(ACTIVITY): Report each line of the records below that uses the word "hypoechoic".

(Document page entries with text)
· · · · ·

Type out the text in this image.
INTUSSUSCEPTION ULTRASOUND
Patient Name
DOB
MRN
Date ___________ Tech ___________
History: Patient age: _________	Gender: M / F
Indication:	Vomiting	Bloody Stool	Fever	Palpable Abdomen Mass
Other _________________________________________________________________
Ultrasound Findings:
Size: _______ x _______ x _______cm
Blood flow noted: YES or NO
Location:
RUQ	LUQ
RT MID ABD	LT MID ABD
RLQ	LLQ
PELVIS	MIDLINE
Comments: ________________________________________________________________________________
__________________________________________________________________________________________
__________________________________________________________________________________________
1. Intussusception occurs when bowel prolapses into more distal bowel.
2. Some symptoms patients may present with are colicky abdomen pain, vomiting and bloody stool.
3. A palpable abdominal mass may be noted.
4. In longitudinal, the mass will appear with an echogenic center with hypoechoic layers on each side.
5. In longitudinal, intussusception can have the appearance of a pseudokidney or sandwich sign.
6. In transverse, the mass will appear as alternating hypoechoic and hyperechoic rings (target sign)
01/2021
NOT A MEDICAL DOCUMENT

· · · · ·

(OUTPUT OF THE EXERCISE):
4. In longitudinal, the mass will appear with an echogenic center with hypoechoic layers on each side.
6. In transverse, the mass will appear as alternating hypoechoic and hyperechoic rings (target sign)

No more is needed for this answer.